**RECORD EXCERPTS:**
* Begin *
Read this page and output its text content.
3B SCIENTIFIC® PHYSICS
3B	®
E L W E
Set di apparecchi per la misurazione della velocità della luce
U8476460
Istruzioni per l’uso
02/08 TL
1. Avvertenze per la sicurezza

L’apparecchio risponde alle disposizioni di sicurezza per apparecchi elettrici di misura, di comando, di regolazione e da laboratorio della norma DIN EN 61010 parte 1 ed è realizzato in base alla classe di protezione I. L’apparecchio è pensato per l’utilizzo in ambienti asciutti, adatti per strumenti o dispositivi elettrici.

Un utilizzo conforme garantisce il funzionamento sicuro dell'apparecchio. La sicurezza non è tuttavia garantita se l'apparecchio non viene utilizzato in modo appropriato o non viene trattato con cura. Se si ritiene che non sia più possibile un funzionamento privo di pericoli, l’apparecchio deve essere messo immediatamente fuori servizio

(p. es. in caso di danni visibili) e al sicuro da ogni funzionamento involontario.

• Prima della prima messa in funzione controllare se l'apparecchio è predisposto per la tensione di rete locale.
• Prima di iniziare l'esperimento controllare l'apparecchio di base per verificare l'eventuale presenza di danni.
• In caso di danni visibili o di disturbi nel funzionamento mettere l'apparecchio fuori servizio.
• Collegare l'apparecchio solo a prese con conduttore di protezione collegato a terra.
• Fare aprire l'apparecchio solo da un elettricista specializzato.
* End *
* Begin *
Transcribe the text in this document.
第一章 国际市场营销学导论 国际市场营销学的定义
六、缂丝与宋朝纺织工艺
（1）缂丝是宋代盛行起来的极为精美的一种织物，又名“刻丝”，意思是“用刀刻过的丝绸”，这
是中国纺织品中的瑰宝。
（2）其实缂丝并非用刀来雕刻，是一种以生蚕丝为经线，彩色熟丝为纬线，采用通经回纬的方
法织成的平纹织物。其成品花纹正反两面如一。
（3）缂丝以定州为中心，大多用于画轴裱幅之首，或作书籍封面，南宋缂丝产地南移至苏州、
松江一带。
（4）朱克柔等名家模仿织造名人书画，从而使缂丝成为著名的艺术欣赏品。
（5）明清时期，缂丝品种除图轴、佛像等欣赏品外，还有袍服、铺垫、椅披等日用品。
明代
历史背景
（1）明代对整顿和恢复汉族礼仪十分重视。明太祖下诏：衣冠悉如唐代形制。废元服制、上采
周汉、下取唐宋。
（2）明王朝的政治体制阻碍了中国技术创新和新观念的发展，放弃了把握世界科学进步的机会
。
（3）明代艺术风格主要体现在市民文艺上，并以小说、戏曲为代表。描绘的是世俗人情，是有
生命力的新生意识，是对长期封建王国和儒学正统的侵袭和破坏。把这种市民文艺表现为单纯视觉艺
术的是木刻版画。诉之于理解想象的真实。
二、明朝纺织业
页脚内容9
* End *
**SET PROBLEM:**
Only the number is wanted: how many lines in the entries above contain the word "this"?

**THE OUTPUT:**
2